**Stored items:**
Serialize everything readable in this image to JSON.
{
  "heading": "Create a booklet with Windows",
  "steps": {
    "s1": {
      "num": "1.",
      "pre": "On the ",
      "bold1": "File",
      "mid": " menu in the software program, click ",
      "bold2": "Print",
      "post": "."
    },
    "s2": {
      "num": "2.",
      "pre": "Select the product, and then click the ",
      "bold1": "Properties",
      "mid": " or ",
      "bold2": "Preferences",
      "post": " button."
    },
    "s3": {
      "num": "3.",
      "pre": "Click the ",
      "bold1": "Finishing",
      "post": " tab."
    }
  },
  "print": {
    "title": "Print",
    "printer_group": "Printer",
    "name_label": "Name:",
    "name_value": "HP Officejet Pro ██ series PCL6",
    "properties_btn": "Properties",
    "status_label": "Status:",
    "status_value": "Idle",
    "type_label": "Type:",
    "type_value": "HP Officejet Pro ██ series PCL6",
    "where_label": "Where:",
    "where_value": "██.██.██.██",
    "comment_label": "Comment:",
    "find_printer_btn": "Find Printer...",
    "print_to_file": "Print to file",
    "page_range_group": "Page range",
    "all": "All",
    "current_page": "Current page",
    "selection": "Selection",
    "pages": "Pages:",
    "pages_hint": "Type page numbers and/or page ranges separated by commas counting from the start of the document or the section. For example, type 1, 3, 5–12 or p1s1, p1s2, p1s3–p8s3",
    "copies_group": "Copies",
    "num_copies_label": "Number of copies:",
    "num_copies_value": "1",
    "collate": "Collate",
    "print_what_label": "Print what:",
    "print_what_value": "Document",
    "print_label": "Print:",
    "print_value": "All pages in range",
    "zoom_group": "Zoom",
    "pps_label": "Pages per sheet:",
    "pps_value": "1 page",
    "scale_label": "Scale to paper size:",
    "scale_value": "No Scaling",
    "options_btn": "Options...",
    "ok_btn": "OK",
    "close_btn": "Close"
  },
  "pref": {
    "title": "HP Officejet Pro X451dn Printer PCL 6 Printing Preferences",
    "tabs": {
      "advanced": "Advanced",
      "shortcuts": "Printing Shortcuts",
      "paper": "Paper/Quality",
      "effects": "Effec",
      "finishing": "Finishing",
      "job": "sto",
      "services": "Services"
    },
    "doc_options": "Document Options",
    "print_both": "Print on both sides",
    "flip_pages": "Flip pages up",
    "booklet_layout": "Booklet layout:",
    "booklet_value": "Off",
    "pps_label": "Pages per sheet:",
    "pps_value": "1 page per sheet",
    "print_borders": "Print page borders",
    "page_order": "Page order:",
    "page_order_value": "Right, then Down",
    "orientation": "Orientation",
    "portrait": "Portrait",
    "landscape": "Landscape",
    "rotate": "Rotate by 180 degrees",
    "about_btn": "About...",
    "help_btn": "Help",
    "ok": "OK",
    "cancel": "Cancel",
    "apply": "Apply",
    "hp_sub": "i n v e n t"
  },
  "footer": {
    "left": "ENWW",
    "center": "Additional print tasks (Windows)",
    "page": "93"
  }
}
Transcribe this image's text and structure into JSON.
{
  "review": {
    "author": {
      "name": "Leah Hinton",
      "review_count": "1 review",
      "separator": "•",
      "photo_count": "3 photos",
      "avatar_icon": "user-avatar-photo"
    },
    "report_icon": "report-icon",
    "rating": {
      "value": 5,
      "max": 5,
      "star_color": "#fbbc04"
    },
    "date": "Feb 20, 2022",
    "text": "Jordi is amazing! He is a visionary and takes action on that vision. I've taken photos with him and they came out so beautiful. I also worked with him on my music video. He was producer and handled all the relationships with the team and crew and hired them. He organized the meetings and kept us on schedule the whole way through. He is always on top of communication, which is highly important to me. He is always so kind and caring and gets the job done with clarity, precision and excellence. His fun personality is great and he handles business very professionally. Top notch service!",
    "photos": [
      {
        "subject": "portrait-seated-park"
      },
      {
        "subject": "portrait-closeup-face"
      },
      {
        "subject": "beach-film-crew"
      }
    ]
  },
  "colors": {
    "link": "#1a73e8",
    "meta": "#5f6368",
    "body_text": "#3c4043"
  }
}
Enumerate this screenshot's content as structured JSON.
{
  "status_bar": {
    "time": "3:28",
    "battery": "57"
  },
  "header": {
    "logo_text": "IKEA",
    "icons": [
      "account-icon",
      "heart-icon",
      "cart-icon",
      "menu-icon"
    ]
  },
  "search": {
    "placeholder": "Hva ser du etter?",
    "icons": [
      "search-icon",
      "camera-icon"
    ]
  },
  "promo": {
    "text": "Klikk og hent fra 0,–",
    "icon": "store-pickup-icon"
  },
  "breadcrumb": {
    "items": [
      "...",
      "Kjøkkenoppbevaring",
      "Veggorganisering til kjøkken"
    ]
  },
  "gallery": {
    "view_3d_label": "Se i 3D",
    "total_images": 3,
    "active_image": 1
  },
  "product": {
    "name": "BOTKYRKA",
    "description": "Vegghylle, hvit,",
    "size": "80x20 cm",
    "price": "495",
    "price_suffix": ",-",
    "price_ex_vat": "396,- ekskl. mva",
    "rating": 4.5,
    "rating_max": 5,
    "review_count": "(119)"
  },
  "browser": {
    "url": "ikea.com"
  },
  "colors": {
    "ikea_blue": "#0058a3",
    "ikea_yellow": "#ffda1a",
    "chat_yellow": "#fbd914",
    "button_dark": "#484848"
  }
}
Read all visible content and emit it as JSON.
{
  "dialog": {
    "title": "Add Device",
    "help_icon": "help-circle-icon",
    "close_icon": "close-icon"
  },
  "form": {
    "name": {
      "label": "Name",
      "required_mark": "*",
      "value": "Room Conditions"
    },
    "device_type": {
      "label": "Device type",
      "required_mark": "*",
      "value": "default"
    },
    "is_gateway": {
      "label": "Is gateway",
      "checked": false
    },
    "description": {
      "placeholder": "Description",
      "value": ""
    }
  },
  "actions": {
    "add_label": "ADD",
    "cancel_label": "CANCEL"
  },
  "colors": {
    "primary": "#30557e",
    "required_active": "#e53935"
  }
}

**Exercise details:** Reproduce the material above exactly; please quote every line of it.

**Result of this exercise:**
Serialize everything readable in this image to JSON.
{
  "heading": "Create a booklet with Windows",
  "steps": {
    "s1": {
      "num": "1.",
      "pre": "On the ",
      "bold1": "File",
      "mid": " menu in the software program, click ",
      "bold2": "Print",
      "post": "."
    },
    "s2": {
      "num": "2.",
      "pre": "Select the product, and then click the ",
      "bold1": "Properties",
      "mid": " or ",
      "bold2": "Preferences",
      "post": " button."
    },
    "s3": {
      "num": "3.",
      "pre": "Click the ",
      "bold1": "Finishing",
      "post": " tab."
    }
  },
  "print": {
    "title": "Print",
    "printer_group": "Printer",
    "name_label": "Name:",
    "name_value": "HP Officejet Pro ██ series PCL6",
    "properties_btn": "Properties",
    "status_label": "Status:",
    "status_value": "Idle",
    "type_label": "Type:",
    "type_value": "HP Officejet Pro ██ series PCL6",
    "where_label": "Where:",
    "where_value": "██.██.██.██",
    "comment_label": "Comment:",
    "find_printer_btn": "Find Printer...",
    "print_to_file": "Print to file",
    "page_range_group": "Page range",
    "all": "All",
    "current_page": "Current page",
    "selection": "Selection",
    "pages": "Pages:",
    "pages_hint": "Type page numbers and/or page ranges separated by commas counting from the start of the document or the section. For example, type 1, 3, 5–12 or p1s1, p1s2, p1s3–p8s3",
    "copies_group": "Copies",
    "num_copies_label": "Number of copies:",
    "num_copies_value": "1",
    "collate": "Collate",
    "print_what_label": "Print what:",
    "print_what_value": "Document",
    "print_label": "Print:",
    "print_value": "All pages in range",
    "zoom_group": "Zoom",
    "pps_label": "Pages per sheet:",
    "pps_value": "1 page",
    "scale_label": "Scale to paper size:",
    "scale_value": "No Scaling",
    "options_btn": "Options...",
    "ok_btn": "OK",
    "close_btn": "Close"
  },
  "pref": {
    "title": "HP Officejet Pro X451dn Printer PCL 6 Printing Preferences",
    "tabs": {
      "advanced": "Advanced",
      "shortcuts": "Printing Shortcuts",
      "paper": "Paper/Quality",
      "effects": "Effec",
      "finishing": "Finishing",
      "job": "sto",
      "services": "Services"
    },
    "doc_options": "Document Options",
    "print_both": "Print on both sides",
    "flip_pages": "Flip pages up",
    "booklet_layout": "Booklet layout:",
    "booklet_value": "Off",
    "pps_label": "Pages per sheet:",
    "pps_value": "1 page per sheet",
    "print_borders": "Print page borders",
    "page_order": "Page order:",
    "page_order_value": "Right, then Down",
    "orientation": "Orientation",
    "portrait": "Portrait",
    "landscape": "Landscape",
    "rotate": "Rotate by 180 degrees",
    "about_btn": "About...",
    "help_btn": "Help",
    "ok": "OK",
    "cancel": "Cancel",
    "apply": "Apply",
    "hp_sub": "i n v e n t"
  },
  "footer": {
    "left": "ENWW",
    "center": "Additional print tasks (Windows)",
    "page": "93"
  }
}
Transcribe this image's text and structure into JSON.
{
  "review": {
    "author": {
      "name": "Leah Hinton",
      "review_count": "1 review",
      "separator": "•",
      "photo_count": "3 photos",
      "avatar_icon": "user-avatar-photo"
    },
    "report_icon": "report-icon",
    "rating": {
      "value": 5,
      "max": 5,
      "star_color": "#fbbc04"
    },
    "date": "Feb 20, 2022",
    "text": "Jordi is amazing! He is a visionary and takes action on that vision. I've taken photos with him and they came out so beautiful. I also worked with him on my music video. He was producer and handled all the relationships with the team and crew and hired them. He organized the meetings and kept us on schedule the whole way through. He is always on top of communication, which is highly important to me. He is always so kind and caring and gets the job done with clarity, precision and excellence. His fun personality is great and he handles business very professionally. Top notch service!",
    "photos": [
      {
        "subject": "portrait-seated-park"
      },
      {
        "subject": "portrait-closeup-face"
      },
      {
        "subject": "beach-film-crew"
      }
    ]
  },
  "colors": {
    "link": "#1a73e8",
    "meta": "#5f6368",
    "body_text": "#3c4043"
  }
}
Enumerate this screenshot's content as structured JSON.
{
  "status_bar": {
    "time": "3:28",
    "battery": "57"
  },
  "header": {
    "logo_text": "IKEA",
    "icons": [
      "account-icon",
      "heart-icon",
      "cart-icon",
      "menu-icon"
    ]
  },
  "search": {
    "placeholder": "Hva ser du etter?",
    "icons": [
      "search-icon",
      "camera-icon"
    ]
  },
  "promo": {
    "text": "Klikk og hent fra 0,–",
    "icon": "store-pickup-icon"
  },
  "breadcrumb": {
    "items": [
      "...",
      "Kjøkkenoppbevaring",
      "Veggorganisering til kjøkken"
    ]
  },
  "gallery": {
    "view_3d_label": "Se i 3D",
    "total_images": 3,
    "active_image": 1
  },
  "product": {
    "name": "BOTKYRKA",
    "description": "Vegghylle, hvit,",
    "size": "80x20 cm",
    "price": "495",
    "price_suffix": ",-",
    "price_ex_vat": "396,- ekskl. mva",
    "rating": 4.5,
    "rating_max": 5,
    "review_count": "(119)"
  },
  "browser": {
    "url": "ikea.com"
  },
  "colors": {
    "ikea_blue": "#0058a3",
    "ikea_yellow": "#ffda1a",
    "chat_yellow": "#fbd914",
    "button_dark": "#484848"
  }
}
Read all visible content and emit it as JSON.
{
  "dialog": {
    "title": "Add Device",
    "help_icon": "help-circle-icon",
    "close_icon": "close-icon"
  },
  "form": {
    "name": {
      "label": "Name",
      "required_mark": "*",
      "value": "Room Conditions"
    },
    "device_type": {
      "label": "Device type",
      "required_mark": "*",
      "value": "default"
    },
    "is_gateway": {
      "label": "Is gateway",
      "checked": false
    },
    "description": {
      "placeholder": "Description",
      "value": ""
    }
  },
  "actions": {
    "add_label": "ADD",
    "cancel_label": "CANCEL"
  },
  "colors": {
    "primary": "#30557e",
    "required_active": "#e53935"
  }
}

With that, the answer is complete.